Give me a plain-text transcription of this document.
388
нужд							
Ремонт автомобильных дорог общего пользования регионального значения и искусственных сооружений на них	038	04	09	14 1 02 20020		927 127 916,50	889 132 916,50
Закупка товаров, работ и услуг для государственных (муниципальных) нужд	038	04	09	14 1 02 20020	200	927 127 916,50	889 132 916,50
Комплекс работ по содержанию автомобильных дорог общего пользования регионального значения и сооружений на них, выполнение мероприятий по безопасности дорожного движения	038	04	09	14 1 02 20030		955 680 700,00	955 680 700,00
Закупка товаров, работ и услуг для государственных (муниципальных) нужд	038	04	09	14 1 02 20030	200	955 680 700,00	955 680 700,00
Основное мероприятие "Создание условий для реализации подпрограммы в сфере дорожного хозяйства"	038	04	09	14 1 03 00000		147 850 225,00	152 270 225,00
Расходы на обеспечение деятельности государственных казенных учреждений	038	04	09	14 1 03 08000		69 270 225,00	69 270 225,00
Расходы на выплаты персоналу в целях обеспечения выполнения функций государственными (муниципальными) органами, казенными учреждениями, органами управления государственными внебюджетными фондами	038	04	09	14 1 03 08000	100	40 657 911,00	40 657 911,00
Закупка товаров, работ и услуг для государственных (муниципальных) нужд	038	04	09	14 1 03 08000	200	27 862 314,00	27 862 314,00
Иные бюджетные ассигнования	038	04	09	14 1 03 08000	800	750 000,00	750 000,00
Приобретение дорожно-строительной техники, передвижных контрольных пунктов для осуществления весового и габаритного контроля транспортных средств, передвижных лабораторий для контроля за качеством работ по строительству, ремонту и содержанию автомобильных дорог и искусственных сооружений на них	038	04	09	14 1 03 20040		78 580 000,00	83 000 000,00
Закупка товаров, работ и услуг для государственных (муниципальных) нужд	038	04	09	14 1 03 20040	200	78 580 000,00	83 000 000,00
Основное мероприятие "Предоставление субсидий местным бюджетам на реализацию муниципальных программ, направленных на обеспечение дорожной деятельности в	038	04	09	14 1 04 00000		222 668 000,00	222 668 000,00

::::::::::

» What the task requires
Locate the word "дорожного" in the entries, and copy every line where it is found.

» Complete answer
Комплекс работ по содержанию автомобильных дорог общего пользования регионального значения и сооружений на них, выполнение мероприятий по безопасности дорожного движения	038	04	09	14 1 02 20030		955 680 700,00	955 680 700,00
Основное мероприятие "Создание условий для реализации подпрограммы в сфере дорожного хозяйства"	038	04	09	14 1 03 00000		147 850 225,00	152 270 225,00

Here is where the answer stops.